* 原文:

最高裁判所は、最高裁判所長官(「長たる裁判官」)1人と、最高裁判所判事(「その他の裁判官」)14人の計15人の最高裁判所裁判官(「最高裁判所の裁判官」)から成る。最高裁判所長官が内閣の指名に基づいて天皇に任命されるのに対し、最高裁判所判事は内閣が任命し天皇が認証する。
最高裁判所長官は、最高裁判所判事から任命されることが多い。しかし、任命資格は最高裁判所長官と最高裁判所判事に違いはない。裁判所法41条1項には「識見の高い、法律の素養のある年齢四十年以上の者」とある。ただし、そのうち少なくとも10人は、判事・検察官・弁護士・法律学の大学教授など法律家の中から任命される。
最高裁判所発足当初、長官はいわゆるキャリア裁判官(判事補から判事となった裁判官)以外の者から任命された。しかし、その後、キャリア裁判官から任命される者が多くなり、1979年(昭和54年)以降は、8代続けてキャリア裁判官から長官が任命されている。
最高裁判所長官・最高裁判所判事ともに、任期はない。ただし、任命後最初の総選挙の時、及びその後10年を経た後初めて行われる総選挙の際に、最高裁判所裁判官国民審査(国民審査)に付される。最高裁判所判事から最高裁判所長官に任命された場合、改めて国民審査に付されることはない。

* 提供エントリ:
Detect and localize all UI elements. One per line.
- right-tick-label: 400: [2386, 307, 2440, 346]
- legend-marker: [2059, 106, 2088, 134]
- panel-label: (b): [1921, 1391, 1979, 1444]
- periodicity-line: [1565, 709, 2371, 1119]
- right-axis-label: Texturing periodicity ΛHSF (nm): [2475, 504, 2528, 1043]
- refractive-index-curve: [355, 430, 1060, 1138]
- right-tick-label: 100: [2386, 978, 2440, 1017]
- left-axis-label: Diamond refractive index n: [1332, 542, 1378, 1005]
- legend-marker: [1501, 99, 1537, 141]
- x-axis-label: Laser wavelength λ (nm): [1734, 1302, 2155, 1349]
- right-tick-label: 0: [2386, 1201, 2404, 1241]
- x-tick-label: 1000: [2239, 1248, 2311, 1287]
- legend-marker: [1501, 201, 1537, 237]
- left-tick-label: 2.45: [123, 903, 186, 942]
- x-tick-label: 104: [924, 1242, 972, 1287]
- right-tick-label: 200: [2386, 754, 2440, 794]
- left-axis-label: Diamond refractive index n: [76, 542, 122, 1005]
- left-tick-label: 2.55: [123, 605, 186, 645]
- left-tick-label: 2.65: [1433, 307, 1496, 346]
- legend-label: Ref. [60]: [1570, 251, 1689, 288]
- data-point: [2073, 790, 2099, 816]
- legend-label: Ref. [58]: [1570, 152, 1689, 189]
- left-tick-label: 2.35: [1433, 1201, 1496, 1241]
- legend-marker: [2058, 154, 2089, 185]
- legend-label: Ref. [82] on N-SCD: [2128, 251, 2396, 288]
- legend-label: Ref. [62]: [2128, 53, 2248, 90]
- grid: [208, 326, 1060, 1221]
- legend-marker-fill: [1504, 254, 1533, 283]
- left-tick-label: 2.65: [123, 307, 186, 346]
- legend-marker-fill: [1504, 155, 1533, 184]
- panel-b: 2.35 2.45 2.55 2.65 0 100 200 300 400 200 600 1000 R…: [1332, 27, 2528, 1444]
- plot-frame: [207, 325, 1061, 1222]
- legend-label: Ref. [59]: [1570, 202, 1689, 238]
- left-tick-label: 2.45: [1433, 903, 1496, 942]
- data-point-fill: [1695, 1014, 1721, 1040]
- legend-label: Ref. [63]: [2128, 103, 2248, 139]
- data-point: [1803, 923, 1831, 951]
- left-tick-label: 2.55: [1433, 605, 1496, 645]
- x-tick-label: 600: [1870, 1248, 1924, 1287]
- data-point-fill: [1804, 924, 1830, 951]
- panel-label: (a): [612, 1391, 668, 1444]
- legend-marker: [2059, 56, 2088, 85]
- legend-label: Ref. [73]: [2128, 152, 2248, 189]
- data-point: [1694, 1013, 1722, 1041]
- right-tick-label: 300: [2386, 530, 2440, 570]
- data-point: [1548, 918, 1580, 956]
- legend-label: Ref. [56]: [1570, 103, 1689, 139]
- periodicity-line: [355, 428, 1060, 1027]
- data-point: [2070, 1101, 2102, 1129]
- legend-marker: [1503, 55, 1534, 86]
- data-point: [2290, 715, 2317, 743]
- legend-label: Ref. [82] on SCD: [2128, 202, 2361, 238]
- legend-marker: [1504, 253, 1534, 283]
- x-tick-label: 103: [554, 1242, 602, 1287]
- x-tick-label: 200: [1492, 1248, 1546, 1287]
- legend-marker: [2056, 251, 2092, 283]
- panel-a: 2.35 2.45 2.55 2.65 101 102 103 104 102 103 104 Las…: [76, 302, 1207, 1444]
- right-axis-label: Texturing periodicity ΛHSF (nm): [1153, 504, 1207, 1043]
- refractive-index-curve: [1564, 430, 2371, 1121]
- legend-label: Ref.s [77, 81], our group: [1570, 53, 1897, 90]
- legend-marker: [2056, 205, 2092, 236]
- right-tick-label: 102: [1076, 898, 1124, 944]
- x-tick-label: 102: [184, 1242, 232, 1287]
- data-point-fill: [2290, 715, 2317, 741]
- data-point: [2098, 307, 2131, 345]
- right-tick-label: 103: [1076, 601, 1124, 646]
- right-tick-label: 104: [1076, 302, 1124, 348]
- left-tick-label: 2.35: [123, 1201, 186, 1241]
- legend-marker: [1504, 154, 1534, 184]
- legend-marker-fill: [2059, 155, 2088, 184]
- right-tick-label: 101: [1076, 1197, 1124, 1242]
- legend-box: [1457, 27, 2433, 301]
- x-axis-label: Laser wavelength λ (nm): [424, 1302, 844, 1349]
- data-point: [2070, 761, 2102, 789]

* 課題一覧:
- 1) 原文によれば、最高裁判所長官と最高裁判所判事とで任命資格に違いがないのはなぜか。原文が示す根拠を挙げて説明せよ。
- 2) 原文のうち、「最高裁判所長官は、最高裁判所」から「民審査に付されることはない。」までの部分をそのまま書き写せ。

* 解答:
- 1) 裁判所法41条1項が、両者に共通する資格として「識見の高い、法律の素養のある年齢四十年以上の者」と定めているからである。

- 2)
最高裁判所長官は、最高裁判所判事から任命されることが多い。しかし、任命資格は最高裁判所長官と最高裁判所判事に違いはない。裁判所法41条1項には「識見の高い、法律の素養のある年齢四十年以上の者」とある。ただし、そのうち少なくとも10人は、判事・検察官・弁護士・法律学の大学教授など法律家の中から任命される。
最高裁判所発足当初、長官はいわゆるキャリア裁判官(判事補から判事となった裁判官)以外の者から任命された。しかし、その後、キャリア裁判官から任命される者が多くなり、1979年(昭和54年)以降は、8代続けてキャリア裁判官から長官が任命されている。
最高裁判所長官・最高裁判所判事ともに、任期はない。ただし、任命後最初の総選挙の時、及びその後10年を経た後初めて行われる総選挙の際に、最高裁判所裁判官国民審査(国民審査)に付される。最高裁判所判事から最高裁判所長官に任命された場合、改めて国民審査に付されることはない。